Filter the data below for the string "true" and copy each matching line.

(Data excerpts)
## begin

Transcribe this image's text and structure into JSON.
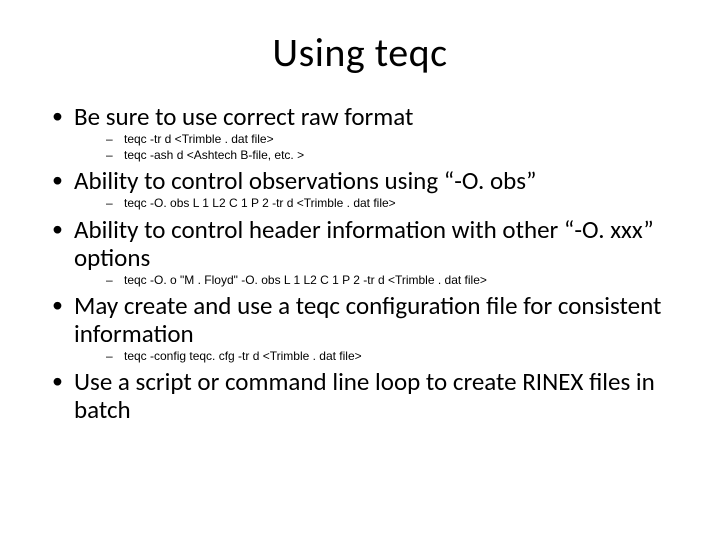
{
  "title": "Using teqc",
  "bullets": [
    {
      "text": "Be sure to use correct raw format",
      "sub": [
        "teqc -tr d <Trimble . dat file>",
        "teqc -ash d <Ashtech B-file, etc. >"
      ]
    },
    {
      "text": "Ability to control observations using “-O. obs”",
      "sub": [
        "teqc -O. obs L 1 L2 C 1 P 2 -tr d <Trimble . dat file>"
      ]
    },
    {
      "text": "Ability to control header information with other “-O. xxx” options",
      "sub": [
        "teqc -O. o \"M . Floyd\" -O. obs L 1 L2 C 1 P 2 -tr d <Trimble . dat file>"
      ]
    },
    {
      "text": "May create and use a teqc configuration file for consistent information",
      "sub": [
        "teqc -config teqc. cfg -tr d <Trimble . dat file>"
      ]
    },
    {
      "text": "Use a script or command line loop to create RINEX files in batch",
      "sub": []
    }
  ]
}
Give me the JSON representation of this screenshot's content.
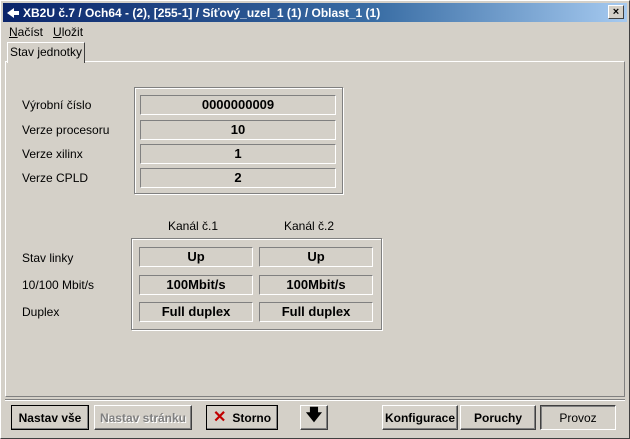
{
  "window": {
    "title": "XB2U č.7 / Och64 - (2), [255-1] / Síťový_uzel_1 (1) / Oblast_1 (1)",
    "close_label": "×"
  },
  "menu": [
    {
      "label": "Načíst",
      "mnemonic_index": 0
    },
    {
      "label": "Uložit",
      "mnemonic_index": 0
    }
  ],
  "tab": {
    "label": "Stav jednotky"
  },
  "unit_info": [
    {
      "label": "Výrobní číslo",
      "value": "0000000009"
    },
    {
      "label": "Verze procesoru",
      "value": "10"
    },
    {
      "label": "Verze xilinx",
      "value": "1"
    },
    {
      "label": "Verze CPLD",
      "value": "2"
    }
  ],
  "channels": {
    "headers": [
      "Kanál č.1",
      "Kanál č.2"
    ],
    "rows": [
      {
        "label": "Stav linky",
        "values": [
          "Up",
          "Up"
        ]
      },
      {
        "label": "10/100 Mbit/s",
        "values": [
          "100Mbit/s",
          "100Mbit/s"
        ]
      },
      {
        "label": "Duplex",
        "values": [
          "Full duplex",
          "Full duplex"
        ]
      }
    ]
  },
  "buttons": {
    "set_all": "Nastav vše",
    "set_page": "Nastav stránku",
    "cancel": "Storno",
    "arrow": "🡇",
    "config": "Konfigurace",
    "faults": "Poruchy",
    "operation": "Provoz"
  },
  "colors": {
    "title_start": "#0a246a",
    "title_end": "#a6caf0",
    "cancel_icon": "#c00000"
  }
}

## end
## begin

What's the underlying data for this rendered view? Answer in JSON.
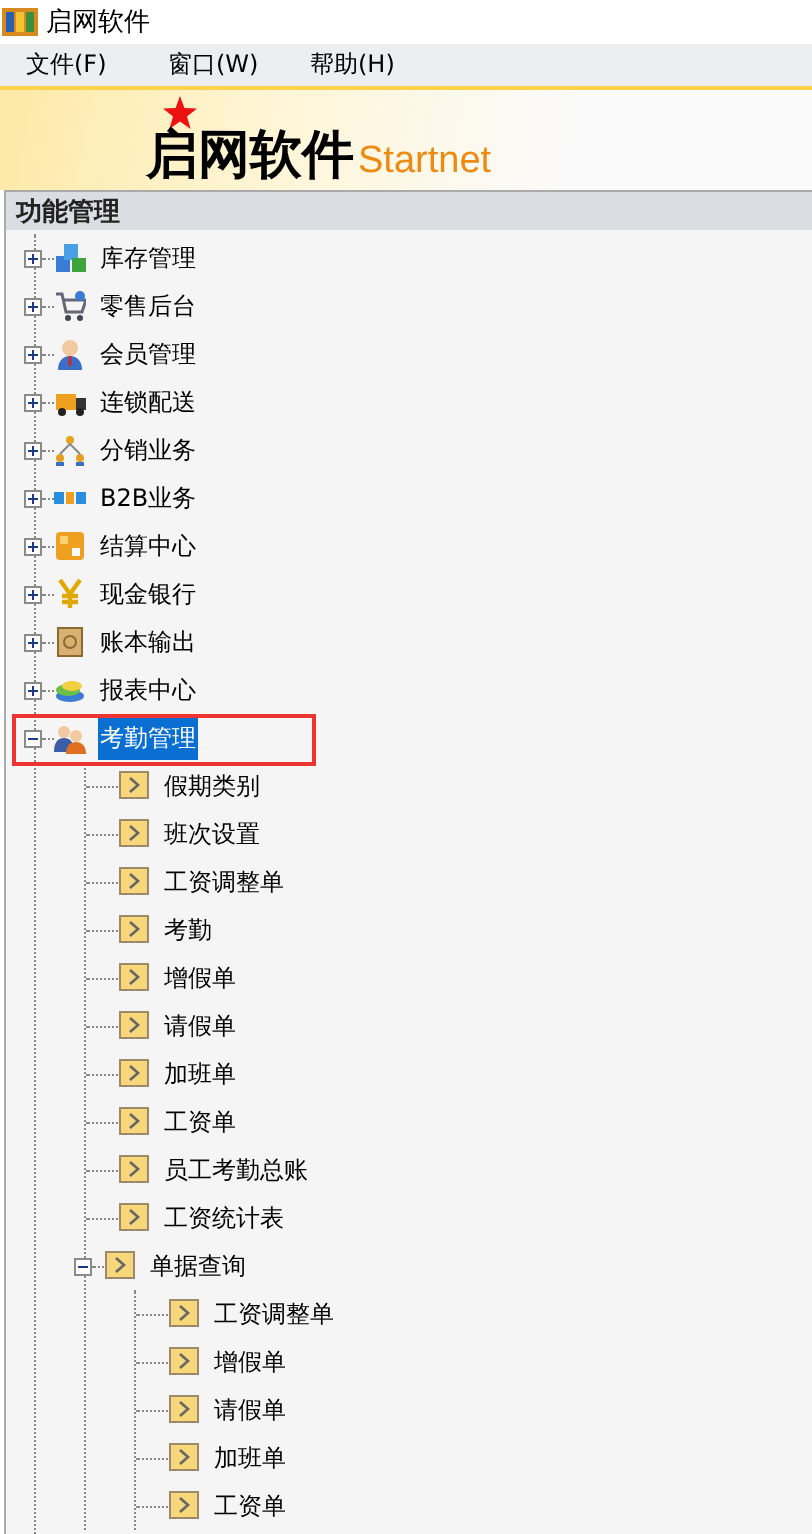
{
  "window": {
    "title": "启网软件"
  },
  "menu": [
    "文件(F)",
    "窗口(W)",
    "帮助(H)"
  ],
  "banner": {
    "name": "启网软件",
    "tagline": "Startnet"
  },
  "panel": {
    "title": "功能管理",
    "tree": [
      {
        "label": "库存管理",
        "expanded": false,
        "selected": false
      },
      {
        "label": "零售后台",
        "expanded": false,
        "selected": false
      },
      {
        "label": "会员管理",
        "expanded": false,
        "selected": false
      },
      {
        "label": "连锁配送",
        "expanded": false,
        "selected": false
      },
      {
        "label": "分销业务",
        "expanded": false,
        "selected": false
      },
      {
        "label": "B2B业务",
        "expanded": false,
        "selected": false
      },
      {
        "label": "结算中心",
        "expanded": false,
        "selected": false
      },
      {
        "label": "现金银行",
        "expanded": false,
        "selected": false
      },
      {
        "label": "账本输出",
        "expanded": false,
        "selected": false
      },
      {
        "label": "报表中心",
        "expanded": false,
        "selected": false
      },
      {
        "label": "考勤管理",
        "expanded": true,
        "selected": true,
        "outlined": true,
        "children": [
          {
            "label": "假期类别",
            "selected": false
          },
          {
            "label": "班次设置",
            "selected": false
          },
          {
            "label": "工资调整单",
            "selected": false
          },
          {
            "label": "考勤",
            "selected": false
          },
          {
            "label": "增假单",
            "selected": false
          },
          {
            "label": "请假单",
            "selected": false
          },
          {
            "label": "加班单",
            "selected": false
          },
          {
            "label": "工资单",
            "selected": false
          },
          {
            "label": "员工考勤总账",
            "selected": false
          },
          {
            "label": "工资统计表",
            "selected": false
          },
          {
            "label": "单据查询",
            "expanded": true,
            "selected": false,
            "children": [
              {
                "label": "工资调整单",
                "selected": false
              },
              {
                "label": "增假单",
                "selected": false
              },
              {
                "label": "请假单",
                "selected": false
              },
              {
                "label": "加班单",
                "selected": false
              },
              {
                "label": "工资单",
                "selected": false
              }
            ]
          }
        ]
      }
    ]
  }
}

## end

[Problem solution]
        "expanded": true,
        "selected": true,
        "outlined": true,
            "expanded": true,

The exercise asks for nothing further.